▶ [EXERCISE OBJECTIVE]
Look for the string "rezultat" and copy every line that has it.
-- Begin --
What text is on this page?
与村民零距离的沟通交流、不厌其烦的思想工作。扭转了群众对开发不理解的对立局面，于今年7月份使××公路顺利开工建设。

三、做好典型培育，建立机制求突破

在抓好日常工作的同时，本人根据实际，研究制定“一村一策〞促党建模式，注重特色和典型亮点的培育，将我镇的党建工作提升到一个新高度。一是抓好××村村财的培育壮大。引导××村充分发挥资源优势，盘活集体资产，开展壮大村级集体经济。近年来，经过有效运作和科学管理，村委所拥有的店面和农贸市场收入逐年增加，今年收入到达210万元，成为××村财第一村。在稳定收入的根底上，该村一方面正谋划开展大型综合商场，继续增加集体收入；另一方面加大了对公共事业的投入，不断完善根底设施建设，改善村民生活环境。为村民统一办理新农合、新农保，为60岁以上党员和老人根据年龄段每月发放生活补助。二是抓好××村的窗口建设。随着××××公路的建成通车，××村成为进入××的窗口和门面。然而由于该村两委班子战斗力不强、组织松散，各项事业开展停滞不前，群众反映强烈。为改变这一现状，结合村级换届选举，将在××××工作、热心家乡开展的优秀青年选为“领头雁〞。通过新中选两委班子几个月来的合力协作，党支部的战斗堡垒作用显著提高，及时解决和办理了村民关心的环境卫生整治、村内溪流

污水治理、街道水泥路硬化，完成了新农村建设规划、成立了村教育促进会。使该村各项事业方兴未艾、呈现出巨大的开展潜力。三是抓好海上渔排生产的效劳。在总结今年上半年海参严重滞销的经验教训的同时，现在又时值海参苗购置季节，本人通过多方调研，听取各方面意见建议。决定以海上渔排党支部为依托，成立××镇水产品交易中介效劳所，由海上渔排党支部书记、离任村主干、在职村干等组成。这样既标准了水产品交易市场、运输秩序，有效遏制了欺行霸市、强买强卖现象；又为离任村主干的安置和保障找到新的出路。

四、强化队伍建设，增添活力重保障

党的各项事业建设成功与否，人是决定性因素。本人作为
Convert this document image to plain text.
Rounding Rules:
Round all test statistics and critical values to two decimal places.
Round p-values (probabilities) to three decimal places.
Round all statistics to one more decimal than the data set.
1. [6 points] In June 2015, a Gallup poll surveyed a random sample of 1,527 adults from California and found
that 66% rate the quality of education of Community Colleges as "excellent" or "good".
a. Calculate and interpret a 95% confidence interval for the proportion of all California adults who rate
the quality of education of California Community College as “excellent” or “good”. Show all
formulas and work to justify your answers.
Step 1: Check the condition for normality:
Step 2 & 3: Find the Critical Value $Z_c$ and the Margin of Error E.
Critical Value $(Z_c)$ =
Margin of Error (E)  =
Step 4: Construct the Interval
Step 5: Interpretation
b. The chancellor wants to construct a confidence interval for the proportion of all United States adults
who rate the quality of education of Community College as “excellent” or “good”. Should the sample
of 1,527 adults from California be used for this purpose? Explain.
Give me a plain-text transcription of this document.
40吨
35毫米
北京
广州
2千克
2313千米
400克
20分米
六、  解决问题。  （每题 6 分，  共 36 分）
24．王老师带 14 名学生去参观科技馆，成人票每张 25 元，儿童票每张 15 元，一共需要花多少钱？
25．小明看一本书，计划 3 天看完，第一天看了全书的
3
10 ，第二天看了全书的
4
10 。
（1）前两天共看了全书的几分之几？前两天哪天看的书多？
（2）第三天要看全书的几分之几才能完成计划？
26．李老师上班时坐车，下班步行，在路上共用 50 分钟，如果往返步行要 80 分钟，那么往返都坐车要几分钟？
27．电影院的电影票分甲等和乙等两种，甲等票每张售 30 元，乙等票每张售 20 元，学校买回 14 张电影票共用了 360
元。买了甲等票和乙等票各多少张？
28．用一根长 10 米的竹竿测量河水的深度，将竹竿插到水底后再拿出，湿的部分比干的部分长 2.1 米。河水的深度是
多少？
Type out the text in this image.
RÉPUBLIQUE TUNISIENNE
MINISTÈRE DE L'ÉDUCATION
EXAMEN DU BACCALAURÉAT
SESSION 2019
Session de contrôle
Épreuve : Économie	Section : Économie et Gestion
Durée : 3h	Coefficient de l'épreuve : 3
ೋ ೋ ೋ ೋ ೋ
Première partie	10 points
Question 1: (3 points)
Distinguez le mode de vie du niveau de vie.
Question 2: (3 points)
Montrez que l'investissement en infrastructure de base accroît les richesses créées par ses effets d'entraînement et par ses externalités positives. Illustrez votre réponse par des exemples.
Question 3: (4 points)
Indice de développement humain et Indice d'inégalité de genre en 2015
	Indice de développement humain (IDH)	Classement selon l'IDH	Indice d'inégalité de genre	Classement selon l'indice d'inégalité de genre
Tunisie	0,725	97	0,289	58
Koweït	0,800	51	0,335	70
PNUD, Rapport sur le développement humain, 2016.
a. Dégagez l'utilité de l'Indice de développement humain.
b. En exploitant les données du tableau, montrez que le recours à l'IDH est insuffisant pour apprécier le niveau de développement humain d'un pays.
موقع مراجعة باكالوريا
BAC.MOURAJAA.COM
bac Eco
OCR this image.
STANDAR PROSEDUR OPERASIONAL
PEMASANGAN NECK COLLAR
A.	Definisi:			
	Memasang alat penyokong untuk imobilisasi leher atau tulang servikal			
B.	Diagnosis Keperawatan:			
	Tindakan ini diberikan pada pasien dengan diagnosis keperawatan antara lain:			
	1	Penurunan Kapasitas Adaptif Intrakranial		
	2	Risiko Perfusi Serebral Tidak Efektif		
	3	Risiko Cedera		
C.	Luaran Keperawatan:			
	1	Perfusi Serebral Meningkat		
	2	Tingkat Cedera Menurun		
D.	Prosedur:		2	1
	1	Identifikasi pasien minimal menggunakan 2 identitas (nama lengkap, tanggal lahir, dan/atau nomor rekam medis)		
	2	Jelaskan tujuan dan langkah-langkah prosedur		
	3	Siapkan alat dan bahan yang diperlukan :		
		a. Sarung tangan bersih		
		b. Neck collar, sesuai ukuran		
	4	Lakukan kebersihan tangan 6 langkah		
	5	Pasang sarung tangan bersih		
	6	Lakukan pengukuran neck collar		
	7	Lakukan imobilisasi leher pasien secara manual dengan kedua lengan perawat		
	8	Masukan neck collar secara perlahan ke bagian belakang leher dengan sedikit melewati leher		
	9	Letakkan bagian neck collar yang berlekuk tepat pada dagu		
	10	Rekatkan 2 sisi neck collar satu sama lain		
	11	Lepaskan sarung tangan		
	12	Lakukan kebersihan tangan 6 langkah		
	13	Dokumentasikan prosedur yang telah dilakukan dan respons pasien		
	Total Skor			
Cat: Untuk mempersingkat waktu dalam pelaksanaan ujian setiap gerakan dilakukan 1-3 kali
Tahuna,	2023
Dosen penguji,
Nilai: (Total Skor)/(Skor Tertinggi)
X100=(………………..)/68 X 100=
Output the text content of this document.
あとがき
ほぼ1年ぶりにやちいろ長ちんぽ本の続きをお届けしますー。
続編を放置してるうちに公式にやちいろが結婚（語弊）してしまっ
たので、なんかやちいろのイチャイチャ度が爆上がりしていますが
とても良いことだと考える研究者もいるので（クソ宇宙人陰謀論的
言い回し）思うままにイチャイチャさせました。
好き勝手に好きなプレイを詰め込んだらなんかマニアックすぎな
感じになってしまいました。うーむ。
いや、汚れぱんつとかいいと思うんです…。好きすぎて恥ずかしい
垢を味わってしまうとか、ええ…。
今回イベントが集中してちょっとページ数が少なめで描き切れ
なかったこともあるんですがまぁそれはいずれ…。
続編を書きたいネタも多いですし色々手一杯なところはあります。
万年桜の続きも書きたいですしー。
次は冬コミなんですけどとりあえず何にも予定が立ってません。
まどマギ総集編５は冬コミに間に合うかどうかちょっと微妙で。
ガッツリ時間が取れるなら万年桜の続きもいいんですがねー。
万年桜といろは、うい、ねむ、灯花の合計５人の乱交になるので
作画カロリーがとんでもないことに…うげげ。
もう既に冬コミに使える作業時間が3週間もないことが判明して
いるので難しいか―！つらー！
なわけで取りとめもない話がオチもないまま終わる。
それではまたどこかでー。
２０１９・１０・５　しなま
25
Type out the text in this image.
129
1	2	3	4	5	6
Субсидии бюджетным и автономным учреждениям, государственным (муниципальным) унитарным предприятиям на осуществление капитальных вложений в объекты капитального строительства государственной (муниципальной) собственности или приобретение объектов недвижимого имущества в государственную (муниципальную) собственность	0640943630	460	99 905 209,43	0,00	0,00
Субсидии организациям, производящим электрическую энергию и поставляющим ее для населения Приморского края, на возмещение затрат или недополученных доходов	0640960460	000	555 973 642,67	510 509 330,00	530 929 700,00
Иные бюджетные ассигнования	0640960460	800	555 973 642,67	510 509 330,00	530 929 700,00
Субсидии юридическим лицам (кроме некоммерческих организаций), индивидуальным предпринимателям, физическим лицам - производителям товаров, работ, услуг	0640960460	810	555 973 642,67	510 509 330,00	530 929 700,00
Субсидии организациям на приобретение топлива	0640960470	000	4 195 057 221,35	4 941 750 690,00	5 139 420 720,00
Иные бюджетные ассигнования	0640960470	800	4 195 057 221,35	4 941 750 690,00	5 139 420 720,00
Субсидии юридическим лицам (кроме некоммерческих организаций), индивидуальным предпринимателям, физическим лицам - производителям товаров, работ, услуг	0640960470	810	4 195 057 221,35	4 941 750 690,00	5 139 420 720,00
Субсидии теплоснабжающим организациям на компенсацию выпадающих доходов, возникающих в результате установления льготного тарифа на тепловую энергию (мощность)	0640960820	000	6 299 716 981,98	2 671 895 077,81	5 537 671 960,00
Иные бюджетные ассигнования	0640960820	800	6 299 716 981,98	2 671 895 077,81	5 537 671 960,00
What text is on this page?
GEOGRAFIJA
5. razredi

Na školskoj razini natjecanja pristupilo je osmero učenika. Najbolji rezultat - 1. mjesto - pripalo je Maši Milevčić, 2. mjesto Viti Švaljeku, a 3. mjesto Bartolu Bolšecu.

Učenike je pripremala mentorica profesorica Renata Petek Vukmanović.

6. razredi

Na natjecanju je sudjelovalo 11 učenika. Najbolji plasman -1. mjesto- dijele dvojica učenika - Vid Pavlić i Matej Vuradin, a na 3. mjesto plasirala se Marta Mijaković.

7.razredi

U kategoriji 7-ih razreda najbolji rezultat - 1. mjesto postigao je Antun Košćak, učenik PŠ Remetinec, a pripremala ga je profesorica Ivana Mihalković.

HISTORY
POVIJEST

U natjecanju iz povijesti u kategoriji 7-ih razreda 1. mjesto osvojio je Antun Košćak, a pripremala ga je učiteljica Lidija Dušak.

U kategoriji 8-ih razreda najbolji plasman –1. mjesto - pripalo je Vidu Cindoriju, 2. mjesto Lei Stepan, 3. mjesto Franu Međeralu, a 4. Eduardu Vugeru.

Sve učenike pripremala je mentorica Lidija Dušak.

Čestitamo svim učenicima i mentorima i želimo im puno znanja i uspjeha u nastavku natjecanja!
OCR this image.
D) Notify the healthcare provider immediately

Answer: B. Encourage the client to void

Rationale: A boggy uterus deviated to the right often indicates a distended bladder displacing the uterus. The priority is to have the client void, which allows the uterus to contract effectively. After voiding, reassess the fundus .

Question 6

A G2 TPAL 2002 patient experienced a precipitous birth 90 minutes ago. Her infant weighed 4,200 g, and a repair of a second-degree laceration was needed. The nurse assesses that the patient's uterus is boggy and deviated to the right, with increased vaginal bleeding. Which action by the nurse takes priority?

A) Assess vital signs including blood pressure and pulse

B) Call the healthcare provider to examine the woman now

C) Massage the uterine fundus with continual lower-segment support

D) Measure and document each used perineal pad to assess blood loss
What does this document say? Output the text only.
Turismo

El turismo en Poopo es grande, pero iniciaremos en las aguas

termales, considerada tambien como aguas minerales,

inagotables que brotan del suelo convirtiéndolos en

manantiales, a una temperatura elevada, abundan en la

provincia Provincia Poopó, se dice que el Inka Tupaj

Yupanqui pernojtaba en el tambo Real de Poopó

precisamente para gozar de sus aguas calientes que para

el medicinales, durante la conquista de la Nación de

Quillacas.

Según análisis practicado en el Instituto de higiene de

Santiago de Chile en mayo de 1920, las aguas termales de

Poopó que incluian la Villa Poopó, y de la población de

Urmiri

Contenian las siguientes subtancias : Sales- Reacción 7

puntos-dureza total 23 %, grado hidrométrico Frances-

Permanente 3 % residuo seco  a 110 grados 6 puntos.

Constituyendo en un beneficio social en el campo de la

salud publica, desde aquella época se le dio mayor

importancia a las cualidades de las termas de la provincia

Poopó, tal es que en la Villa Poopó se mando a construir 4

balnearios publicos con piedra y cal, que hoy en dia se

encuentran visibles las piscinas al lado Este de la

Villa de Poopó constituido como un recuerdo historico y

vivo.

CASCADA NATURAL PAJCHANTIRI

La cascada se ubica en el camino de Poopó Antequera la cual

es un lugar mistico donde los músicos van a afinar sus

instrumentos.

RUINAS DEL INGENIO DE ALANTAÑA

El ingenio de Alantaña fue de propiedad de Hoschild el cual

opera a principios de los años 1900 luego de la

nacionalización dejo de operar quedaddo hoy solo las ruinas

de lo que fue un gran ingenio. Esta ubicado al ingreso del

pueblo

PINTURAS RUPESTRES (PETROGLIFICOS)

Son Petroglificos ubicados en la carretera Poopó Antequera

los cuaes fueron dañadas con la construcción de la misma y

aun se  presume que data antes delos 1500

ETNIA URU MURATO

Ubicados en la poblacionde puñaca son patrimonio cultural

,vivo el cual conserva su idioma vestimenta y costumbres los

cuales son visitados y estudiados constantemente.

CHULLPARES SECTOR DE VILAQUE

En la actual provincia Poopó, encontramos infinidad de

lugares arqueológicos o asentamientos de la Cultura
-- End --
▶ [EXPECTED ANSWER]
Na školskoj razini natjecanja pristupilo je osmero učenika. Najbolji rezultat - 1. mjesto - pripalo je Maši Milevčić, 2. mjesto Viti Švaljeku, a 3. mjesto Bartolu Bolšecu.
U kategoriji 7-ih razreda najbolji rezultat - 1. mjesto postigao je Antun Košćak, učenik PŠ Remetinec, a pripremala ga je profesorica Ivana Mihalković.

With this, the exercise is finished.